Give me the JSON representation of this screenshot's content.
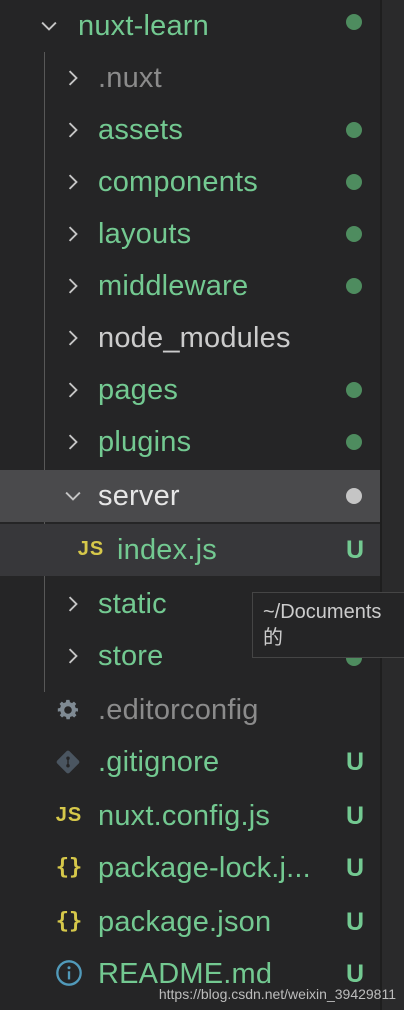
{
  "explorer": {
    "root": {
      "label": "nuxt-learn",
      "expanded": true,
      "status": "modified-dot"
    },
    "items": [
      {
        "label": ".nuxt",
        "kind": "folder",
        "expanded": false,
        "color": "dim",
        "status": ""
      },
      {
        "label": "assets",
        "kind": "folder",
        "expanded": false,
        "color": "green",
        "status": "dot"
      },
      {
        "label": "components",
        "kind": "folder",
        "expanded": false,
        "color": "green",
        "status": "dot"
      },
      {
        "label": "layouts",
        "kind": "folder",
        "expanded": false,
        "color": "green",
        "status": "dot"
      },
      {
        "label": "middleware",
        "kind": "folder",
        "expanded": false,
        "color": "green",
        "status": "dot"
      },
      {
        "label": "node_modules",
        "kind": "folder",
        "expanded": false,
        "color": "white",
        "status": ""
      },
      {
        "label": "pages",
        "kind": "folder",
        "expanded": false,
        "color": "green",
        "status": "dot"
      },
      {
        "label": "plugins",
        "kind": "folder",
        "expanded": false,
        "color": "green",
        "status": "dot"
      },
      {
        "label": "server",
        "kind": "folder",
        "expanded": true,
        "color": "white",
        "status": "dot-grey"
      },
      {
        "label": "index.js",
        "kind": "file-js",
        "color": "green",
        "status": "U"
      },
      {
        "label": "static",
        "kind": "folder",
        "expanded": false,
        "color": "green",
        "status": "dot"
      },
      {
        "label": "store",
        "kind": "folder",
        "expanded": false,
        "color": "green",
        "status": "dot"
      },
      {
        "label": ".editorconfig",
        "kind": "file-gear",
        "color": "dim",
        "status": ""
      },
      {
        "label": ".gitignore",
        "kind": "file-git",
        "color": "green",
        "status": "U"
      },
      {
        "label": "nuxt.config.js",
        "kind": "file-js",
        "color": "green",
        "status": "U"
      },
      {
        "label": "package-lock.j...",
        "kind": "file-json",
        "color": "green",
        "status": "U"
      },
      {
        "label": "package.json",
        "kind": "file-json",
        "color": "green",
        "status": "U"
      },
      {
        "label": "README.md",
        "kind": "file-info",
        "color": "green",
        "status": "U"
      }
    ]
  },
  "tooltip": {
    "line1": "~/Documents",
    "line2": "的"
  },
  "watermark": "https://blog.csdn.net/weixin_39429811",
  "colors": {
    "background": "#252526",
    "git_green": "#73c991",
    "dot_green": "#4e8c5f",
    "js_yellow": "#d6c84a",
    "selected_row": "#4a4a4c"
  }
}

_____

▸ What needs to be done: From the listing above, print every entry precisely and drop the pictures.

▸ Response to this task:
Give me the JSON representation of this screenshot's content.
{
  "explorer": {
    "root": {
      "label": "nuxt-learn",
      "expanded": true,
      "status": "modified-dot"
    },
    "items": [
      {
        "label": ".nuxt",
        "kind": "folder",
        "expanded": false,
        "color": "dim",
        "status": ""
      },
      {
        "label": "assets",
        "kind": "folder",
        "expanded": false,
        "color": "green",
        "status": "dot"
      },
      {
        "label": "components",
        "kind": "folder",
        "expanded": false,
        "color": "green",
        "status": "dot"
      },
      {
        "label": "layouts",
        "kind": "folder",
        "expanded": false,
        "color": "green",
        "status": "dot"
      },
      {
        "label": "middleware",
        "kind": "folder",
        "expanded": false,
        "color": "green",
        "status": "dot"
      },
      {
        "label": "node_modules",
        "kind": "folder",
        "expanded": false,
        "color": "white",
        "status": ""
      },
      {
        "label": "pages",
        "kind": "folder",
        "expanded": false,
        "color": "green",
        "status": "dot"
      },
      {
        "label": "plugins",
        "kind": "folder",
        "expanded": false,
        "color": "green",
        "status": "dot"
      },
      {
        "label": "server",
        "kind": "folder",
        "expanded": true,
        "color": "white",
        "status": "dot-grey"
      },
      {
        "label": "index.js",
        "kind": "file-js",
        "color": "green",
        "status": "U"
      },
      {
        "label": "static",
        "kind": "folder",
        "expanded": false,
        "color": "green",
        "status": "dot"
      },
      {
        "label": "store",
        "kind": "folder",
        "expanded": false,
        "color": "green",
        "status": "dot"
      },
      {
        "label": ".editorconfig",
        "kind": "file-gear",
        "color": "dim",
        "status": ""
      },
      {
        "label": ".gitignore",
        "kind": "file-git",
        "color": "green",
        "status": "U"
      },
      {
        "label": "nuxt.config.js",
        "kind": "file-js",
        "color": "green",
        "status": "U"
      },
      {
        "label": "package-lock.j...",
        "kind": "file-json",
        "color": "green",
        "status": "U"
      },
      {
        "label": "package.json",
        "kind": "file-json",
        "color": "green",
        "status": "U"
      },
      {
        "label": "README.md",
        "kind": "file-info",
        "color": "green",
        "status": "U"
      }
    ]
  },
  "tooltip": {
    "line1": "~/Documents",
    "line2": "的"
  },
  "watermark": "https://blog.csdn.net/weixin_39429811",
  "colors": {
    "background": "#252526",
    "git_green": "#73c991",
    "dot_green": "#4e8c5f",
    "js_yellow": "#d6c84a",
    "selected_row": "#4a4a4c"
  }
}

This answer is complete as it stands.